## Your instructions
Without omitting anything, return the records precisely as given.

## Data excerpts
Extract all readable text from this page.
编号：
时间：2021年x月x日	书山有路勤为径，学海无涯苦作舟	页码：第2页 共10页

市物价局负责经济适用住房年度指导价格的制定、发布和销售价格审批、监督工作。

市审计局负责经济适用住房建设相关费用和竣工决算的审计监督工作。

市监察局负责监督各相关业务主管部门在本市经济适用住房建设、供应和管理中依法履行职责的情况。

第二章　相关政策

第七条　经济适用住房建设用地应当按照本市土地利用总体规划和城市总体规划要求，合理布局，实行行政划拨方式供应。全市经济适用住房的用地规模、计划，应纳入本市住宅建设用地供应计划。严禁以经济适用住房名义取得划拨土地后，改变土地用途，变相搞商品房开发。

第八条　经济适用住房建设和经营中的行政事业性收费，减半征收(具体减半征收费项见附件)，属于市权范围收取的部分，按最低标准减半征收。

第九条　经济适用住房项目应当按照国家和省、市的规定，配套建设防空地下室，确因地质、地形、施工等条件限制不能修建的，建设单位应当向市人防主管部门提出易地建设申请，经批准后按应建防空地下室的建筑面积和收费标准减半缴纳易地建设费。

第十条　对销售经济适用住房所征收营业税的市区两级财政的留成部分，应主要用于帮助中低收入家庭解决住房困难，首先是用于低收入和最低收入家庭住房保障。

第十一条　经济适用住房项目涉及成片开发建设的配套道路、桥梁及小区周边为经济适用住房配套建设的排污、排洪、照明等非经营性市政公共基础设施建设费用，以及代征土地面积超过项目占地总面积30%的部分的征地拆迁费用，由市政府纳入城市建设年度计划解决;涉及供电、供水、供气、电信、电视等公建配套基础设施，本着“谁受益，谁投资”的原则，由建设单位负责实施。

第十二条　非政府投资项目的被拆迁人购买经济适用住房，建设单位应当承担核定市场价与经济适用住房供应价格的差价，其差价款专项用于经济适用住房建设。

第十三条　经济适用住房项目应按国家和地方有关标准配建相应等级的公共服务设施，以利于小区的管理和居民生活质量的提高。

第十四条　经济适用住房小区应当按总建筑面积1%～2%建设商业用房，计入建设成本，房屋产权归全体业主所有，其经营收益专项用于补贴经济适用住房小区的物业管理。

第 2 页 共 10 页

## Finished answer
Extract all readable text from this page.
编号：
时间：2021年x月x日	书山有路勤为径，学海无涯苦作舟	页码：第2页 共10页

市物价局负责经济适用住房年度指导价格的制定、发布和销售价格审批、监督工作。

市审计局负责经济适用住房建设相关费用和竣工决算的审计监督工作。

市监察局负责监督各相关业务主管部门在本市经济适用住房建设、供应和管理中依法履行职责的情况。

第二章　相关政策

第七条　经济适用住房建设用地应当按照本市土地利用总体规划和城市总体规划要求，合理布局，实行行政划拨方式供应。全市经济适用住房的用地规模、计划，应纳入本市住宅建设用地供应计划。严禁以经济适用住房名义取得划拨土地后，改变土地用途，变相搞商品房开发。

第八条　经济适用住房建设和经营中的行政事业性收费，减半征收(具体减半征收费项见附件)，属于市权范围收取的部分，按最低标准减半征收。

第九条　经济适用住房项目应当按照国家和省、市的规定，配套建设防空地下室，确因地质、地形、施工等条件限制不能修建的，建设单位应当向市人防主管部门提出易地建设申请，经批准后按应建防空地下室的建筑面积和收费标准减半缴纳易地建设费。

第十条　对销售经济适用住房所征收营业税的市区两级财政的留成部分，应主要用于帮助中低收入家庭解决住房困难，首先是用于低收入和最低收入家庭住房保障。

第十一条　经济适用住房项目涉及成片开发建设的配套道路、桥梁及小区周边为经济适用住房配套建设的排污、排洪、照明等非经营性市政公共基础设施建设费用，以及代征土地面积超过项目占地总面积30%的部分的征地拆迁费用，由市政府纳入城市建设年度计划解决;涉及供电、供水、供气、电信、电视等公建配套基础设施，本着“谁受益，谁投资”的原则，由建设单位负责实施。

第十二条　非政府投资项目的被拆迁人购买经济适用住房，建设单位应当承担核定市场价与经济适用住房供应价格的差价，其差价款专项用于经济适用住房建设。

第十三条　经济适用住房项目应按国家和地方有关标准配建相应等级的公共服务设施，以利于小区的管理和居民生活质量的提高。

第十四条　经济适用住房小区应当按总建筑面积1%～2%建设商业用房，计入建设成本，房屋产权归全体业主所有，其经营收益专项用于补贴经济适用住房小区的物业管理。

第 2 页 共 10 页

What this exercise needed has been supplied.